Would you write out the records below exactly as given?

____________

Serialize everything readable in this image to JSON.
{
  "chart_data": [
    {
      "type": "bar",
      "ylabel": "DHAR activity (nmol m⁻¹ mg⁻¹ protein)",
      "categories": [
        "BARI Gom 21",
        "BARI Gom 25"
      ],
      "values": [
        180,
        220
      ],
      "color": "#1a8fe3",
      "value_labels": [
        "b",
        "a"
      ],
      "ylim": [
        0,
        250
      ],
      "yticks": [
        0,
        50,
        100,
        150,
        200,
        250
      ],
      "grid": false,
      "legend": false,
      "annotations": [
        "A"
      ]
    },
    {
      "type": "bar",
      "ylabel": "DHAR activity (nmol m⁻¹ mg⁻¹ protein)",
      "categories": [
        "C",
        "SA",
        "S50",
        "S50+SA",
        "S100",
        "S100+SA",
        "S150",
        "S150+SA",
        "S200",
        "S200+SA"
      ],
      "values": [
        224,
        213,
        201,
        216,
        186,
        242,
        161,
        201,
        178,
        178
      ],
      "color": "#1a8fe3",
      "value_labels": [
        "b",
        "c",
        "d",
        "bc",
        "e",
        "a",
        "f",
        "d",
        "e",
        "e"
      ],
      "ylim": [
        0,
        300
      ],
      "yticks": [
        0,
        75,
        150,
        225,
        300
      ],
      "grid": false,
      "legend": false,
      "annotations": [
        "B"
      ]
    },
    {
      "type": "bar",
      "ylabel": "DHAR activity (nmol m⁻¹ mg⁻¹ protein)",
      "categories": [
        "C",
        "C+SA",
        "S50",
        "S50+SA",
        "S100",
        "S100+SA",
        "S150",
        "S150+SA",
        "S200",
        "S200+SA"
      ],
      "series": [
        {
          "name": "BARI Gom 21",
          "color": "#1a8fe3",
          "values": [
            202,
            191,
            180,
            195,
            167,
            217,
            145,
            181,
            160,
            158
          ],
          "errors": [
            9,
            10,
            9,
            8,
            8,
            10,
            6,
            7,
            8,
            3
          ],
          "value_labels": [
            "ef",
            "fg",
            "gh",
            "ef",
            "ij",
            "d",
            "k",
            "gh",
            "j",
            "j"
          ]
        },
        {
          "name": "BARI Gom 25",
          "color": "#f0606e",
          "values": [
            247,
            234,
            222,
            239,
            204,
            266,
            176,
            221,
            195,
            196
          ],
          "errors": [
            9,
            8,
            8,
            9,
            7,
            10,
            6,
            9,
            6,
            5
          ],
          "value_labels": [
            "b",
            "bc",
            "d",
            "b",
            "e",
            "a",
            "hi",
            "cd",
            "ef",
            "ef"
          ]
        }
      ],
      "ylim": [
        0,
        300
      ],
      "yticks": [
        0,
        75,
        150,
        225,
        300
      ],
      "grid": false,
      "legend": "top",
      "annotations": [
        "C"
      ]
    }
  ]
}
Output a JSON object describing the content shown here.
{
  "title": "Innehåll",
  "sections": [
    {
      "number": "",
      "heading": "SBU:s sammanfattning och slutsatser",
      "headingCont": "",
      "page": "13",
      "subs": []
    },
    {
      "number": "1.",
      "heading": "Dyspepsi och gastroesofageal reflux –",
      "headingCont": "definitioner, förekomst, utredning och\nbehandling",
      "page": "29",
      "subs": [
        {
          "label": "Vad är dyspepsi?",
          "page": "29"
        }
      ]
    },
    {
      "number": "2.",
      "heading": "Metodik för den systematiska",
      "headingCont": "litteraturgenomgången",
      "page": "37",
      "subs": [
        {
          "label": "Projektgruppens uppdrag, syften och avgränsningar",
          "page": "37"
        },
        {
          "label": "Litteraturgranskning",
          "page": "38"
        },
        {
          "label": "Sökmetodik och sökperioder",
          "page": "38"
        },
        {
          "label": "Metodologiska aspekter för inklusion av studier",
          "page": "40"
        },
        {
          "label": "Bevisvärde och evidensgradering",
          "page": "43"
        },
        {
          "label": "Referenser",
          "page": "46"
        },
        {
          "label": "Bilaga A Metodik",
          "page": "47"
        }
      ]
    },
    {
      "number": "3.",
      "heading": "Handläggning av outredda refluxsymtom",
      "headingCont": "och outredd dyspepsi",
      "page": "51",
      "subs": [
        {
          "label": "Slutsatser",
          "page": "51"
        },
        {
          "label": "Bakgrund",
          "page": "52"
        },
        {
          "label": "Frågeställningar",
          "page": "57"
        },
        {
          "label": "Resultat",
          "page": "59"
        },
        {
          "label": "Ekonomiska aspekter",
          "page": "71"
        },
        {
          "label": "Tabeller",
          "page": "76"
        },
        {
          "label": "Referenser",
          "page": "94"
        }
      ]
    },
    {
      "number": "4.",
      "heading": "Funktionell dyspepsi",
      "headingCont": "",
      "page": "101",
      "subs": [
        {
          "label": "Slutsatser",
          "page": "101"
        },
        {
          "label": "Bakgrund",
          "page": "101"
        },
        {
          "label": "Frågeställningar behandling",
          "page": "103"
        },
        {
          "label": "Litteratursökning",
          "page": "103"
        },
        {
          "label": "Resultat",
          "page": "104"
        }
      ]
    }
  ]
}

____________

■ Output below
Serialize everything readable in this image to JSON.
{
  "chart_data": [
    {
      "type": "bar",
      "ylabel": "DHAR activity (nmol m⁻¹ mg⁻¹ protein)",
      "categories": [
        "BARI Gom 21",
        "BARI Gom 25"
      ],
      "values": [
        180,
        220
      ],
      "color": "#1a8fe3",
      "value_labels": [
        "b",
        "a"
      ],
      "ylim": [
        0,
        250
      ],
      "yticks": [
        0,
        50,
        100,
        150,
        200,
        250
      ],
      "grid": false,
      "legend": false,
      "annotations": [
        "A"
      ]
    },
    {
      "type": "bar",
      "ylabel": "DHAR activity (nmol m⁻¹ mg⁻¹ protein)",
      "categories": [
        "C",
        "SA",
        "S50",
        "S50+SA",
        "S100",
        "S100+SA",
        "S150",
        "S150+SA",
        "S200",
        "S200+SA"
      ],
      "values": [
        224,
        213,
        201,
        216,
        186,
        242,
        161,
        201,
        178,
        178
      ],
      "color": "#1a8fe3",
      "value_labels": [
        "b",
        "c",
        "d",
        "bc",
        "e",
        "a",
        "f",
        "d",
        "e",
        "e"
      ],
      "ylim": [
        0,
        300
      ],
      "yticks": [
        0,
        75,
        150,
        225,
        300
      ],
      "grid": false,
      "legend": false,
      "annotations": [
        "B"
      ]
    },
    {
      "type": "bar",
      "ylabel": "DHAR activity (nmol m⁻¹ mg⁻¹ protein)",
      "categories": [
        "C",
        "C+SA",
        "S50",
        "S50+SA",
        "S100",
        "S100+SA",
        "S150",
        "S150+SA",
        "S200",
        "S200+SA"
      ],
      "series": [
        {
          "name": "BARI Gom 21",
          "color": "#1a8fe3",
          "values": [
            202,
            191,
            180,
            195,
            167,
            217,
            145,
            181,
            160,
            158
          ],
          "errors": [
            9,
            10,
            9,
            8,
            8,
            10,
            6,
            7,
            8,
            3
          ],
          "value_labels": [
            "ef",
            "fg",
            "gh",
            "ef",
            "ij",
            "d",
            "k",
            "gh",
            "j",
            "j"
          ]
        },
        {
          "name": "BARI Gom 25",
          "color": "#f0606e",
          "values": [
            247,
            234,
            222,
            239,
            204,
            266,
            176,
            221,
            195,
            196
          ],
          "errors": [
            9,
            8,
            8,
            9,
            7,
            10,
            6,
            9,
            6,
            5
          ],
          "value_labels": [
            "b",
            "bc",
            "d",
            "b",
            "e",
            "a",
            "hi",
            "cd",
            "ef",
            "ef"
          ]
        }
      ],
      "ylim": [
        0,
        300
      ],
      "yticks": [
        0,
        75,
        150,
        225,
        300
      ],
      "grid": false,
      "legend": "top",
      "annotations": [
        "C"
      ]
    }
  ]
}
Output a JSON object describing the content shown here.
{
  "title": "Innehåll",
  "sections": [
    {
      "number": "",
      "heading": "SBU:s sammanfattning och slutsatser",
      "headingCont": "",
      "page": "13",
      "subs": []
    },
    {
      "number": "1.",
      "heading": "Dyspepsi och gastroesofageal reflux –",
      "headingCont": "definitioner, förekomst, utredning och\nbehandling",
      "page": "29",
      "subs": [
        {
          "label": "Vad är dyspepsi?",
          "page": "29"
        }
      ]
    },
    {
      "number": "2.",
      "heading": "Metodik för den systematiska",
      "headingCont": "litteraturgenomgången",
      "page": "37",
      "subs": [
        {
          "label": "Projektgruppens uppdrag, syften och avgränsningar",
          "page": "37"
        },
        {
          "label": "Litteraturgranskning",
          "page": "38"
        },
        {
          "label": "Sökmetodik och sökperioder",
          "page": "38"
        },
        {
          "label": "Metodologiska aspekter för inklusion av studier",
          "page": "40"
        },
        {
          "label": "Bevisvärde och evidensgradering",
          "page": "43"
        },
        {
          "label": "Referenser",
          "page": "46"
        },
        {
          "label": "Bilaga A Metodik",
          "page": "47"
        }
      ]
    },
    {
      "number": "3.",
      "heading": "Handläggning av outredda refluxsymtom",
      "headingCont": "och outredd dyspepsi",
      "page": "51",
      "subs": [
        {
          "label": "Slutsatser",
          "page": "51"
        },
        {
          "label": "Bakgrund",
          "page": "52"
        },
        {
          "label": "Frågeställningar",
          "page": "57"
        },
        {
          "label": "Resultat",
          "page": "59"
        },
        {
          "label": "Ekonomiska aspekter",
          "page": "71"
        },
        {
          "label": "Tabeller",
          "page": "76"
        },
        {
          "label": "Referenser",
          "page": "94"
        }
      ]
    },
    {
      "number": "4.",
      "heading": "Funktionell dyspepsi",
      "headingCont": "",
      "page": "101",
      "subs": [
        {
          "label": "Slutsatser",
          "page": "101"
        },
        {
          "label": "Bakgrund",
          "page": "101"
        },
        {
          "label": "Frågeställningar behandling",
          "page": "103"
        },
        {
          "label": "Litteratursökning",
          "page": "103"
        },
        {
          "label": "Resultat",
          "page": "104"
        }
      ]
    }
  ]
}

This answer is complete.